* [The task]: Reproduce every one of the rows below word for word, in the same order.

################

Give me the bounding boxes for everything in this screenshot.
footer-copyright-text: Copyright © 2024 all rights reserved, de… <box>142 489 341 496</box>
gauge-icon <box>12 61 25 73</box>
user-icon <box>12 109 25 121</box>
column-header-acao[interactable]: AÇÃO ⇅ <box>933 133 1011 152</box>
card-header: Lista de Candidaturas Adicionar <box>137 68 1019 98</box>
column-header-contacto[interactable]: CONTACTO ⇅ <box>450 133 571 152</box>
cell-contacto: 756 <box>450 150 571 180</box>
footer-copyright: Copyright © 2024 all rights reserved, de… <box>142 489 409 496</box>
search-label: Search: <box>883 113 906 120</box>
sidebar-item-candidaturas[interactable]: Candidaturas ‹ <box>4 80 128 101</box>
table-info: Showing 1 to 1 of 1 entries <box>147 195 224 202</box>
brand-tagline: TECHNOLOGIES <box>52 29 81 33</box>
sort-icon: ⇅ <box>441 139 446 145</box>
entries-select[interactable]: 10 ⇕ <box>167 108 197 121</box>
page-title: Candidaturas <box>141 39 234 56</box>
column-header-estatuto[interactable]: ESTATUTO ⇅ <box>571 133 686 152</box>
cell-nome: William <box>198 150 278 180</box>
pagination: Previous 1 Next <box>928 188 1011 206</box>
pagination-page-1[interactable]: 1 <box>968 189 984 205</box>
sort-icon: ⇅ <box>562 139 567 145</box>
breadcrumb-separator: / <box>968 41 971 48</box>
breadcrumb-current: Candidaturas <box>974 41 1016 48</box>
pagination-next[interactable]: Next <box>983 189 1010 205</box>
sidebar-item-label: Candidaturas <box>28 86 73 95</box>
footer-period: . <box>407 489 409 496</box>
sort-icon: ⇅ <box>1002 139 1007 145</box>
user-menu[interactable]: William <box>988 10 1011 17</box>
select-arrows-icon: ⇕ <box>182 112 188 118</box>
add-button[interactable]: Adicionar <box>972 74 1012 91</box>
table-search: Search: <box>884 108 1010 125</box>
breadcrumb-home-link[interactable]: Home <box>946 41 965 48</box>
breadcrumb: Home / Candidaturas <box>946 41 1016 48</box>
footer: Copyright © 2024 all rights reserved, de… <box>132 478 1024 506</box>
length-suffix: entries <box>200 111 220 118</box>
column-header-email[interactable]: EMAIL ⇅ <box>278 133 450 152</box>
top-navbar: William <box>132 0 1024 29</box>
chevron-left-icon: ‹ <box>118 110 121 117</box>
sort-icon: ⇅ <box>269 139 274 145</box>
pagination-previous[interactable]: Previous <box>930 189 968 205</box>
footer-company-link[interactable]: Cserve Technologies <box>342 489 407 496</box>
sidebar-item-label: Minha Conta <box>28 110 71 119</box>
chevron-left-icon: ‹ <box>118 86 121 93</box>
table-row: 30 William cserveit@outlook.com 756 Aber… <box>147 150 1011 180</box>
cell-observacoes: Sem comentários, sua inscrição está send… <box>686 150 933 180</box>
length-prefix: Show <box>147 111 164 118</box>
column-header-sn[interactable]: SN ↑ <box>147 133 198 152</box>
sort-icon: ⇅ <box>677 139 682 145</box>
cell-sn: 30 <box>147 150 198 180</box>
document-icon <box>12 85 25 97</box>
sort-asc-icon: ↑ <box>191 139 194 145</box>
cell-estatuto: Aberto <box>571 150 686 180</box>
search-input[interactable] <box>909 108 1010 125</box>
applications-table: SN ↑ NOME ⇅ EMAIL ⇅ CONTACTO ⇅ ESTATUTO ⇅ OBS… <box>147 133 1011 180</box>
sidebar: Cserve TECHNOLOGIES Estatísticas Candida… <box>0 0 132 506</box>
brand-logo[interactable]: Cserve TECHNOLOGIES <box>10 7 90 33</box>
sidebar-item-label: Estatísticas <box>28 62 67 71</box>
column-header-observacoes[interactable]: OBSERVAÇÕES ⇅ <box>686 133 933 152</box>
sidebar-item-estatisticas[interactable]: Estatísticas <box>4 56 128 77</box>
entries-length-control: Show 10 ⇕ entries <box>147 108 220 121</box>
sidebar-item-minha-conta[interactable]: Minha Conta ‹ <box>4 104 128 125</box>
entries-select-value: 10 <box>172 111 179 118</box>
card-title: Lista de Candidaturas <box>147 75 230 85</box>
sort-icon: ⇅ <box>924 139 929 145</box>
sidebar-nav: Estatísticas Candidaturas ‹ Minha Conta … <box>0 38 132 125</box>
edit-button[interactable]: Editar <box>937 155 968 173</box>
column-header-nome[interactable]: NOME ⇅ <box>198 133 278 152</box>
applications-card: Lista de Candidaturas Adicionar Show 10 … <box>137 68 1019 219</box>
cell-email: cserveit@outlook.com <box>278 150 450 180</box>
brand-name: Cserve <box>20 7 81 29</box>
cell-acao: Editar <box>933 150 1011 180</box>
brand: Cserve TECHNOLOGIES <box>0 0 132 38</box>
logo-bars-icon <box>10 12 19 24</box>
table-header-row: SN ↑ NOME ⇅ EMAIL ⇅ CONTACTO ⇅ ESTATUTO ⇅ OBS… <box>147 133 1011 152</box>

################

* [Solution to this exercise]:
Give me the bounding boxes for everything in this screenshot.
footer-copyright-text: Copyright © 2024 all rights reserved, de… <box>142 489 341 496</box>
gauge-icon <box>12 61 25 73</box>
user-icon <box>12 109 25 121</box>
column-header-acao[interactable]: AÇÃO ⇅ <box>933 133 1011 152</box>
card-header: Lista de Candidaturas Adicionar <box>137 68 1019 98</box>
column-header-contacto[interactable]: CONTACTO ⇅ <box>450 133 571 152</box>
cell-contacto: 756 <box>450 150 571 180</box>
footer-copyright: Copyright © 2024 all rights reserved, de… <box>142 489 409 496</box>
search-label: Search: <box>883 113 906 120</box>
sidebar-item-candidaturas[interactable]: Candidaturas ‹ <box>4 80 128 101</box>
table-info: Showing 1 to 1 of 1 entries <box>147 195 224 202</box>
brand-tagline: TECHNOLOGIES <box>52 29 81 33</box>
sort-icon: ⇅ <box>441 139 446 145</box>
entries-select[interactable]: 10 ⇕ <box>167 108 197 121</box>
page-title: Candidaturas <box>141 39 234 56</box>
column-header-estatuto[interactable]: ESTATUTO ⇅ <box>571 133 686 152</box>
cell-nome: William <box>198 150 278 180</box>
pagination: Previous 1 Next <box>928 188 1011 206</box>
pagination-page-1[interactable]: 1 <box>968 189 984 205</box>
sort-icon: ⇅ <box>562 139 567 145</box>
breadcrumb-separator: / <box>968 41 971 48</box>
breadcrumb-current: Candidaturas <box>974 41 1016 48</box>
pagination-next[interactable]: Next <box>983 189 1010 205</box>
sidebar-item-label: Candidaturas <box>28 86 73 95</box>
footer-period: . <box>407 489 409 496</box>
sort-icon: ⇅ <box>1002 139 1007 145</box>
user-menu[interactable]: William <box>988 10 1011 17</box>
select-arrows-icon: ⇕ <box>182 112 188 118</box>
add-button[interactable]: Adicionar <box>972 74 1012 91</box>
table-search: Search: <box>884 108 1010 125</box>
breadcrumb-home-link[interactable]: Home <box>946 41 965 48</box>
breadcrumb: Home / Candidaturas <box>946 41 1016 48</box>
footer: Copyright © 2024 all rights reserved, de… <box>132 478 1024 506</box>
length-suffix: entries <box>200 111 220 118</box>
column-header-email[interactable]: EMAIL ⇅ <box>278 133 450 152</box>
top-navbar: William <box>132 0 1024 29</box>
chevron-left-icon: ‹ <box>118 110 121 117</box>
sort-icon: ⇅ <box>269 139 274 145</box>
pagination-previous[interactable]: Previous <box>930 189 968 205</box>
footer-company-link[interactable]: Cserve Technologies <box>342 489 407 496</box>
sidebar-item-label: Minha Conta <box>28 110 71 119</box>
chevron-left-icon: ‹ <box>118 86 121 93</box>
table-row: 30 William cserveit@outlook.com 756 Aber… <box>147 150 1011 180</box>
cell-observacoes: Sem comentários, sua inscrição está send… <box>686 150 933 180</box>
length-prefix: Show <box>147 111 164 118</box>
column-header-sn[interactable]: SN ↑ <box>147 133 198 152</box>
sort-icon: ⇅ <box>677 139 682 145</box>
cell-sn: 30 <box>147 150 198 180</box>
document-icon <box>12 85 25 97</box>
sort-asc-icon: ↑ <box>191 139 194 145</box>
cell-estatuto: Aberto <box>571 150 686 180</box>
search-input[interactable] <box>909 108 1010 125</box>
applications-table: SN ↑ NOME ⇅ EMAIL ⇅ CONTACTO ⇅ ESTATUTO ⇅ OBS… <box>147 133 1011 180</box>
sidebar: Cserve TECHNOLOGIES Estatísticas Candida… <box>0 0 132 506</box>
brand-logo[interactable]: Cserve TECHNOLOGIES <box>10 7 90 33</box>
sidebar-item-label: Estatísticas <box>28 62 67 71</box>
column-header-observacoes[interactable]: OBSERVAÇÕES ⇅ <box>686 133 933 152</box>
sidebar-item-estatisticas[interactable]: Estatísticas <box>4 56 128 77</box>
entries-length-control: Show 10 ⇕ entries <box>147 108 220 121</box>
sidebar-item-minha-conta[interactable]: Minha Conta ‹ <box>4 104 128 125</box>
entries-select-value: 10 <box>172 111 179 118</box>
card-title: Lista de Candidaturas <box>147 75 230 85</box>
sort-icon: ⇅ <box>924 139 929 145</box>
sidebar-nav: Estatísticas Candidaturas ‹ Minha Conta … <box>0 38 132 125</box>
edit-button[interactable]: Editar <box>937 155 968 173</box>
column-header-nome[interactable]: NOME ⇅ <box>198 133 278 152</box>
applications-card: Lista de Candidaturas Adicionar Show 10 … <box>137 68 1019 219</box>
cell-email: cserveit@outlook.com <box>278 150 450 180</box>
brand-name: Cserve <box>20 7 81 29</box>
cell-acao: Editar <box>933 150 1011 180</box>
brand: Cserve TECHNOLOGIES <box>0 0 132 38</box>
logo-bars-icon <box>10 12 19 24</box>
table-header-row: SN ↑ NOME ⇅ EMAIL ⇅ CONTACTO ⇅ ESTATUTO ⇅ OBS… <box>147 133 1011 152</box>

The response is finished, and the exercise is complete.